** start DATA IN THIS EXERCISE **
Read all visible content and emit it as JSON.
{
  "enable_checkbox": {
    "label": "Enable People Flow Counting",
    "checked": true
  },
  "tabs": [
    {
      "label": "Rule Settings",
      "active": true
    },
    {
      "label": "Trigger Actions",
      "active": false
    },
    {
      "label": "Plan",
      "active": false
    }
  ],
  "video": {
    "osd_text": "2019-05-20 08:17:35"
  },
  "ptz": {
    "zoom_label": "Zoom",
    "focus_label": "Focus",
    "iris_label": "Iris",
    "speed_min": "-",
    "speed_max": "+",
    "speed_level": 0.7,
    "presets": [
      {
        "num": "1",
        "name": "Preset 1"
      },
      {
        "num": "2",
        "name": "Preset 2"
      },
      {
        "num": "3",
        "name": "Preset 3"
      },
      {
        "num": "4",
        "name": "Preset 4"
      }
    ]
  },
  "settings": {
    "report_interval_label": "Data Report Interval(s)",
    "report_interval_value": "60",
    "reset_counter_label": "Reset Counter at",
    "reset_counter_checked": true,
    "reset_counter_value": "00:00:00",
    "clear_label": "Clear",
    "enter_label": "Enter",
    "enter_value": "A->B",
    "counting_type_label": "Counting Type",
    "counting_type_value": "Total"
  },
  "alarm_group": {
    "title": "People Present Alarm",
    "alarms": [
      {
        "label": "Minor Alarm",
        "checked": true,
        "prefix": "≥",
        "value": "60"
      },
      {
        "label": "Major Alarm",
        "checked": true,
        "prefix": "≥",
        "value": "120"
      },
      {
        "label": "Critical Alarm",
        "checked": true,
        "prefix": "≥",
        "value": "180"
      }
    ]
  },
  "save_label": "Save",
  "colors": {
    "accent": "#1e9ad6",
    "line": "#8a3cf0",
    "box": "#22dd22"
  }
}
** end DATA IN THIS EXERCISE **
### GOAL
Each line of the material must be restated exactly.

### RESULT
Read all visible content and emit it as JSON.
{
  "enable_checkbox": {
    "label": "Enable People Flow Counting",
    "checked": true
  },
  "tabs": [
    {
      "label": "Rule Settings",
      "active": true
    },
    {
      "label": "Trigger Actions",
      "active": false
    },
    {
      "label": "Plan",
      "active": false
    }
  ],
  "video": {
    "osd_text": "2019-05-20 08:17:35"
  },
  "ptz": {
    "zoom_label": "Zoom",
    "focus_label": "Focus",
    "iris_label": "Iris",
    "speed_min": "-",
    "speed_max": "+",
    "speed_level": 0.7,
    "presets": [
      {
        "num": "1",
        "name": "Preset 1"
      },
      {
        "num": "2",
        "name": "Preset 2"
      },
      {
        "num": "3",
        "name": "Preset 3"
      },
      {
        "num": "4",
        "name": "Preset 4"
      }
    ]
  },
  "settings": {
    "report_interval_label": "Data Report Interval(s)",
    "report_interval_value": "60",
    "reset_counter_label": "Reset Counter at",
    "reset_counter_checked": true,
    "reset_counter_value": "00:00:00",
    "clear_label": "Clear",
    "enter_label": "Enter",
    "enter_value": "A->B",
    "counting_type_label": "Counting Type",
    "counting_type_value": "Total"
  },
  "alarm_group": {
    "title": "People Present Alarm",
    "alarms": [
      {
        "label": "Minor Alarm",
        "checked": true,
        "prefix": "≥",
        "value": "60"
      },
      {
        "label": "Major Alarm",
        "checked": true,
        "prefix": "≥",
        "value": "120"
      },
      {
        "label": "Critical Alarm",
        "checked": true,
        "prefix": "≥",
        "value": "180"
      }
    ]
  },
  "save_label": "Save",
  "colors": {
    "accent": "#1e9ad6",
    "line": "#8a3cf0",
    "box": "#22dd22"
  }
}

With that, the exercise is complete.